**** SUPPLIED ENTRIES

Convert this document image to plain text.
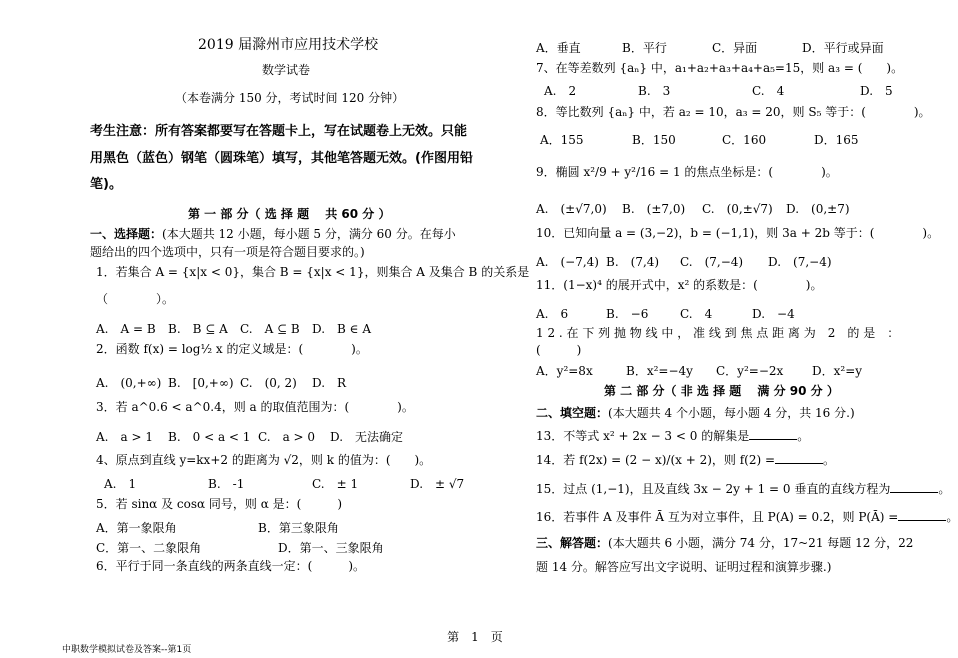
2019 届滁州市应用技术学校
数学试卷
（本卷满分 150 分，考试时间 120 分钟）
考生注意：所有答案都要写在答题卡上，写在试题卷上无效。只能
用黑色（蓝色）钢笔（圆珠笔）填写，其他笔答题无效。(作图用铅
笔)。
第 一 部 分（ 选 择 题　 共 60 分 ）
一、选择题：(本大题共 12 小题，每小题 5 分，满分 60 分。在每小
题给出的四个选项中，只有一项是符合题目要求的。)
1．若集合 A = {x|x < 0}，集合 B = {x|x < 1}，则集合 A 及集合 B 的关系是
（　　　　）。
A.　A = B B.　B ⊆ A C.　A ⊆ B D.　B ∈ A
2．函数 f(x) = log½ x 的定义域是：(　　　　)。
A.　(0,+∞) B.　[0,+∞) C.　(0, 2) D.　R
3．若 a^0.6 < a^0.4，则 a 的取值范围为：(　　　　)。
A.　a > 1 B.　0 < a < 1 C.　a > 0 D.　无法确定
4、原点到直线 y=kx+2 的距离为 √2，则 k 的值为：(　　)。
A.　1	B.　-1	C.　± 1	D.　± √7
5．若 sinα 及 cosα 同号，则 α 是：(　　　)
A．第一象限角	B．第三象限角
C．第一、二象限角	D．第一、三象限角
6．平行于同一条直线的两条直线一定：(　　　)。
A．垂直	B．平行	C．异面	D．平行或异面
7、在等差数列 {aₙ} 中，a₁+a₂+a₃+a₄+a₅=15，则 a₃ = (　　)。
A.　2	B.　3	C.　4	D.　5
8．等比数列 {aₙ} 中，若 a₂ = 10，a₃ = 20，则 S₅ 等于：(　　　　)。
A．155	B．150	C．160	D．165
9．椭圆 x²/9 + y²/16 = 1 的焦点坐标是：(　　　　)。
A.　(±√7,0) B.　(±7,0) C.　(0,±√7) D.　(0,±7)
10．已知向量 a = (3,−2)，b = (−1,1)，则 3a + 2b 等于：(　　　　)。
A.　(−7,4) B.　(7,4) C.　(7,−4) D.　(7,−4)
11．(1−x)⁴ 的展开式中，x² 的系数是：(　　　　)。
A.　6	B.　−6	C.　4	D.　−4
1 2 . 在 下 列 抛 物 线 中 ， 准 线 到 焦 点 距 离 为　2　的 是　：
(　　　)
A．y²=8x	B．x²=−4y C．y²=−2x D．x²=y
第 二 部 分（ 非 选 择 题　 满 分 90 分 ）
二、填空题：(本大题共 4 个小题，每小题 4 分，共 16 分.)
13．不等式 x² + 2x − 3 < 0 的解集是	。
14．若 f(2x) = (2 − x)/(x + 2)，则 f(2) =	。
15．过点 (1,−1)，且及直线 3x − 2y + 1 = 0 垂直的直线方程为	。
16．若事件 A 及事件 Ā 互为对立事件，且 P(A) = 0.2，则 P(Ā) =	。
三、解答题：(本大题共 6 小题，满分 74 分，17~21 每题 12 分，22
题 14 分。解答应写出文字说明、证明过程和演算步骤.)
第　1　页
中职数学模拟试卷及答案--第1页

********

DO THIS: Go through the entries and return each line where the word "本大题共" appears.

SOLUTION FOR THIS TASK:
一、选择题：(本大题共 12 小题，每小题 5 分，满分 60 分。在每小
二、填空题：(本大题共 4 个小题，每小题 4 分，共 16 分.)
三、解答题：(本大题共 6 小题，满分 74 分，17~21 每题 12 分，22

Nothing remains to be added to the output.